**Directions**.
State how many lines of the entries hold the string "title", and nothing more.

**Data to process**.

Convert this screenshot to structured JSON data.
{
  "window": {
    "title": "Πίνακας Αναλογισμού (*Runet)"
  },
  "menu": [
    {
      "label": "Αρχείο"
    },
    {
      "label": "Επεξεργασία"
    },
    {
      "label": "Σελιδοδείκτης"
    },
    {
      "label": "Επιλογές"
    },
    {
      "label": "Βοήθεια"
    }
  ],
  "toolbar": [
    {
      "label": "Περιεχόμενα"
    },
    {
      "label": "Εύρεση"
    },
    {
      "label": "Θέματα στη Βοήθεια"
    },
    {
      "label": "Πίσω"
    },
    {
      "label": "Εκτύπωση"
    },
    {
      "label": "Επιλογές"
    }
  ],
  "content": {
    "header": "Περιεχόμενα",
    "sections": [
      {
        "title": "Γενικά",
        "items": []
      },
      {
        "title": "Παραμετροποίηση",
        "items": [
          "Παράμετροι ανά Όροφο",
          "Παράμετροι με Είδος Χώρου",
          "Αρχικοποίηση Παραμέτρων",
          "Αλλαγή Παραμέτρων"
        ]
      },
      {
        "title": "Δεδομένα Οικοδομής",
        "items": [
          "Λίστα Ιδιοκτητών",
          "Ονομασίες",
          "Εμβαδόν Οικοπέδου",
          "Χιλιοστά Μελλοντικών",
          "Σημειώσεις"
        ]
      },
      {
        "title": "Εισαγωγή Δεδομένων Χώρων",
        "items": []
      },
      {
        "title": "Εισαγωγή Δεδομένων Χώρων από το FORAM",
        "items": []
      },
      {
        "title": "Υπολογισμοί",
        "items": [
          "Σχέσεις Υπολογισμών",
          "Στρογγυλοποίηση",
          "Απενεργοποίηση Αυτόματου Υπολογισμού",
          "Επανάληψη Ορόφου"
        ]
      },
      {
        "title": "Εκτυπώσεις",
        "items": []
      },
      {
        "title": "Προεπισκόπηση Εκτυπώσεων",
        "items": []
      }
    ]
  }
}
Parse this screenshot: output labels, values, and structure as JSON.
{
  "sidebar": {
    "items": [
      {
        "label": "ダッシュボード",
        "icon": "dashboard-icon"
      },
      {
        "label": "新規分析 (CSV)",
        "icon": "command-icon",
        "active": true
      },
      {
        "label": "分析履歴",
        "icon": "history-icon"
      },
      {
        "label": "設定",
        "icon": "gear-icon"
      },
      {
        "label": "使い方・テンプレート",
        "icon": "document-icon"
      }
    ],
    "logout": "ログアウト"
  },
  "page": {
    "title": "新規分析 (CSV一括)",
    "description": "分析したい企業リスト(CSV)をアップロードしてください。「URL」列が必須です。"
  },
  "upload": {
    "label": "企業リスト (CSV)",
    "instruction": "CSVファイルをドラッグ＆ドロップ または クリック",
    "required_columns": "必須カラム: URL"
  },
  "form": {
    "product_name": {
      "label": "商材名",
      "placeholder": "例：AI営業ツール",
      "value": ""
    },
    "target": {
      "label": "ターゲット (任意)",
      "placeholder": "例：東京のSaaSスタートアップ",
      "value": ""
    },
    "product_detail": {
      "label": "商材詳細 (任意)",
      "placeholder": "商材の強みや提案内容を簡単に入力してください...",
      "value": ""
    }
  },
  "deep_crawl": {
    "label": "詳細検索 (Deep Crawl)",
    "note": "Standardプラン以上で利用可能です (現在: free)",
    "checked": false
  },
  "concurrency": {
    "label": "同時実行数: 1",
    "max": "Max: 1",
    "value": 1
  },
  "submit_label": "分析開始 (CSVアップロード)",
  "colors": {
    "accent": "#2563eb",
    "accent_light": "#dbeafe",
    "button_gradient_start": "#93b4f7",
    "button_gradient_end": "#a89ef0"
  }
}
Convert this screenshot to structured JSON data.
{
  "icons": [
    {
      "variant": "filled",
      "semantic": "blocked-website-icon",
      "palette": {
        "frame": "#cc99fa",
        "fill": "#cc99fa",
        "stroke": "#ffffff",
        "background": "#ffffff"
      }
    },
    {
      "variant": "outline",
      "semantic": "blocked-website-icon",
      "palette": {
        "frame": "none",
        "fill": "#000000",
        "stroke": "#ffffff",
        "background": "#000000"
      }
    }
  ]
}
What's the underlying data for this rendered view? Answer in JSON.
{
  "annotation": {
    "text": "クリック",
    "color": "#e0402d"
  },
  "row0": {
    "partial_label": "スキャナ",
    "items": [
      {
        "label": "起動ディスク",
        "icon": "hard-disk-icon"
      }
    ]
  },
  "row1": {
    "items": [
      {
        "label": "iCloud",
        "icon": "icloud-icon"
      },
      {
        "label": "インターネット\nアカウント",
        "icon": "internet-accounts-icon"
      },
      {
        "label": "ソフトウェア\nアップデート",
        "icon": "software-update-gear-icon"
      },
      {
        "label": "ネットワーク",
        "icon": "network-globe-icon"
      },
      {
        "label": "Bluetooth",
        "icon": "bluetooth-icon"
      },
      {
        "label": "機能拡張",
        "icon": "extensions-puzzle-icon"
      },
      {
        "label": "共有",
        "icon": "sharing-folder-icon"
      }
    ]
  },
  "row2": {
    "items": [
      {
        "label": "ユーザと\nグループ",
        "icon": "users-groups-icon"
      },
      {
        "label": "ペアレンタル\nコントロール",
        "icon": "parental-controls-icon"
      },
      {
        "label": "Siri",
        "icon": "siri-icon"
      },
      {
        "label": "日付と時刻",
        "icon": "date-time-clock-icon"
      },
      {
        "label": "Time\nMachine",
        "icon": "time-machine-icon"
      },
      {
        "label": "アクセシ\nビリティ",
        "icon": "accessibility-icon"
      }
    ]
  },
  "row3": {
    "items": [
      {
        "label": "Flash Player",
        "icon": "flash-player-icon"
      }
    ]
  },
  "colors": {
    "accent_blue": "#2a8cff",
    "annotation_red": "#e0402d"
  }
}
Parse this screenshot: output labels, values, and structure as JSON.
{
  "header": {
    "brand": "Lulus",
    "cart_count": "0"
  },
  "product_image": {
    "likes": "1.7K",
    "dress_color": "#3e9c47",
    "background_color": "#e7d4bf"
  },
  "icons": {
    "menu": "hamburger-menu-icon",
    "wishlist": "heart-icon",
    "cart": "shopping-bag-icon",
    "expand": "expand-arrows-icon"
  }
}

**Response for this exercise**.
10